STATED GOAL: Work out how many lines in the data hold the word "catianeseif", and reply with that number only.

RECORDS FOR PROCESSING:
------------------------------

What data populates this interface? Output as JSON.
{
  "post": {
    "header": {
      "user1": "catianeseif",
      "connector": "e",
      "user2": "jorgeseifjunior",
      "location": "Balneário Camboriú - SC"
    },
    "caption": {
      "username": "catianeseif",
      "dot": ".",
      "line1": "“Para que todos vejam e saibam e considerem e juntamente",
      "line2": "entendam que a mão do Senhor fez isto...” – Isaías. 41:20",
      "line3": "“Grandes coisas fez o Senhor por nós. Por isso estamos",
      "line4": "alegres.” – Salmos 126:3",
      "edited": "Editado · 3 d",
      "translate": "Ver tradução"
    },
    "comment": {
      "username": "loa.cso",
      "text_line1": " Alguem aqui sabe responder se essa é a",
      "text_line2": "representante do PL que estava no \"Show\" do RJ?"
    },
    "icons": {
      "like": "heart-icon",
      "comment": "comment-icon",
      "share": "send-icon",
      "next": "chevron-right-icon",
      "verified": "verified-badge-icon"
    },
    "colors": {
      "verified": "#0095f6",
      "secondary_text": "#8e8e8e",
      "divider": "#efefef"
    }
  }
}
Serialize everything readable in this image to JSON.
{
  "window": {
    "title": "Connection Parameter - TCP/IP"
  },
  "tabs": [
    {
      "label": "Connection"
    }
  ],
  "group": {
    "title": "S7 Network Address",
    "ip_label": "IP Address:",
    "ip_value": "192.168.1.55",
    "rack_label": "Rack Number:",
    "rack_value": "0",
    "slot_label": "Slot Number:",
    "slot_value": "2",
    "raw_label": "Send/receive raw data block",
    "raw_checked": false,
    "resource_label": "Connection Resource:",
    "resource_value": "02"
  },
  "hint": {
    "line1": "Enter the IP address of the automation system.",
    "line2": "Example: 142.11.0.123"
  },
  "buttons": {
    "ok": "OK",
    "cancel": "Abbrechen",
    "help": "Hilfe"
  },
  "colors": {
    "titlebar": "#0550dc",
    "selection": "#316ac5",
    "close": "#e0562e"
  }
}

------------------------------

THE RESPONSE: 2